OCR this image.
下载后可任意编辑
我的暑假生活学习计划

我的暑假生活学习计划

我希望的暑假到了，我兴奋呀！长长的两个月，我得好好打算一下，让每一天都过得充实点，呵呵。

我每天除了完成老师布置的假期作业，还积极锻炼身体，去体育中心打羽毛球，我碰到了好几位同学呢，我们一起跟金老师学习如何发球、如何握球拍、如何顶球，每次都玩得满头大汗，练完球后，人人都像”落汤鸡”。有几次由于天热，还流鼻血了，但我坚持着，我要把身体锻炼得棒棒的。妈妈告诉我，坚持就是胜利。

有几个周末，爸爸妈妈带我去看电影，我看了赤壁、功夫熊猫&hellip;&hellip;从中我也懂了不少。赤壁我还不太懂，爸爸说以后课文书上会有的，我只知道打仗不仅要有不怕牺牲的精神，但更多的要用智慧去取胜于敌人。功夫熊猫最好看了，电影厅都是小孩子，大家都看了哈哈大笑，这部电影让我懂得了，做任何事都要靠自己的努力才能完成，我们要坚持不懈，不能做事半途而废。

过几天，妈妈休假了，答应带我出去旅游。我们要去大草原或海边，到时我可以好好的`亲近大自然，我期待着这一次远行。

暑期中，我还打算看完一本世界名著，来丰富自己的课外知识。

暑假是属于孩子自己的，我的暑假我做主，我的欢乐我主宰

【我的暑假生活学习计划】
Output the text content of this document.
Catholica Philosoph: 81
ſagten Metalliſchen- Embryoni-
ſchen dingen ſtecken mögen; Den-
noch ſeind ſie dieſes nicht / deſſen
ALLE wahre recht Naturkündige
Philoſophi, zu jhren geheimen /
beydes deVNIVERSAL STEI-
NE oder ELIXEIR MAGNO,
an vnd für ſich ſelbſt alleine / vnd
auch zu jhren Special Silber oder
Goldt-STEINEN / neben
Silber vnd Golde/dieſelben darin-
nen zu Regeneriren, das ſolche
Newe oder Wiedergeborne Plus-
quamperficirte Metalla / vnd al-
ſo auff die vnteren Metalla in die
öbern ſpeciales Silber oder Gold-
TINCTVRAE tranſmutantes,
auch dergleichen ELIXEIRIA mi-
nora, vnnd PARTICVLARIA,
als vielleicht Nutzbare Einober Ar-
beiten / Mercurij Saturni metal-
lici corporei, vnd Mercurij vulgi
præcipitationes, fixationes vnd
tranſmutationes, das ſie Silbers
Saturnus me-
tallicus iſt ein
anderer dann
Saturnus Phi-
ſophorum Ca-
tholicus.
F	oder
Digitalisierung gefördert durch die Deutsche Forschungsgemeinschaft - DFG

##############################

▸ **The problem**: Transcribe all lines as written.

▸ **Reply**:
OCR this image.
下载后可任意编辑
我的暑假生活学习计划

我的暑假生活学习计划

我希望的暑假到了，我兴奋呀！长长的两个月，我得好好打算一下，让每一天都过得充实点，呵呵。

我每天除了完成老师布置的假期作业，还积极锻炼身体，去体育中心打羽毛球，我碰到了好几位同学呢，我们一起跟金老师学习如何发球、如何握球拍、如何顶球，每次都玩得满头大汗，练完球后，人人都像”落汤鸡”。有几次由于天热，还流鼻血了，但我坚持着，我要把身体锻炼得棒棒的。妈妈告诉我，坚持就是胜利。

有几个周末，爸爸妈妈带我去看电影，我看了赤壁、功夫熊猫&hellip;&hellip;从中我也懂了不少。赤壁我还不太懂，爸爸说以后课文书上会有的，我只知道打仗不仅要有不怕牺牲的精神，但更多的要用智慧去取胜于敌人。功夫熊猫最好看了，电影厅都是小孩子，大家都看了哈哈大笑，这部电影让我懂得了，做任何事都要靠自己的努力才能完成，我们要坚持不懈，不能做事半途而废。

过几天，妈妈休假了，答应带我出去旅游。我们要去大草原或海边，到时我可以好好的`亲近大自然，我期待着这一次远行。

暑期中，我还打算看完一本世界名著，来丰富自己的课外知识。

暑假是属于孩子自己的，我的暑假我做主，我的欢乐我主宰

【我的暑假生活学习计划】
Output the text content of this document.
Catholica Philosoph: 81
ſagten Metalliſchen- Embryoni-
ſchen dingen ſtecken mögen; Den-
noch ſeind ſie dieſes nicht / deſſen
ALLE wahre recht Naturkündige
Philoſophi, zu jhren geheimen /
beydes deVNIVERSAL STEI-
NE oder ELIXEIR MAGNO,
an vnd für ſich ſelbſt alleine / vnd
auch zu jhren Special Silber oder
Goldt-STEINEN / neben
Silber vnd Golde/dieſelben darin-
nen zu Regeneriren, das ſolche
Newe oder Wiedergeborne Plus-
quamperficirte Metalla / vnd al-
ſo auff die vnteren Metalla in die
öbern ſpeciales Silber oder Gold-
TINCTVRAE tranſmutantes,
auch dergleichen ELIXEIRIA mi-
nora, vnnd PARTICVLARIA,
als vielleicht Nutzbare Einober Ar-
beiten / Mercurij Saturni metal-
lici corporei, vnd Mercurij vulgi
præcipitationes, fixationes vnd
tranſmutationes, das ſie Silbers
Saturnus me-
tallicus iſt ein
anderer dann
Saturnus Phi-
ſophorum Ca-
tholicus.
F	oder
Digitalisierung gefördert durch die Deutsche Forschungsgemeinschaft - DFG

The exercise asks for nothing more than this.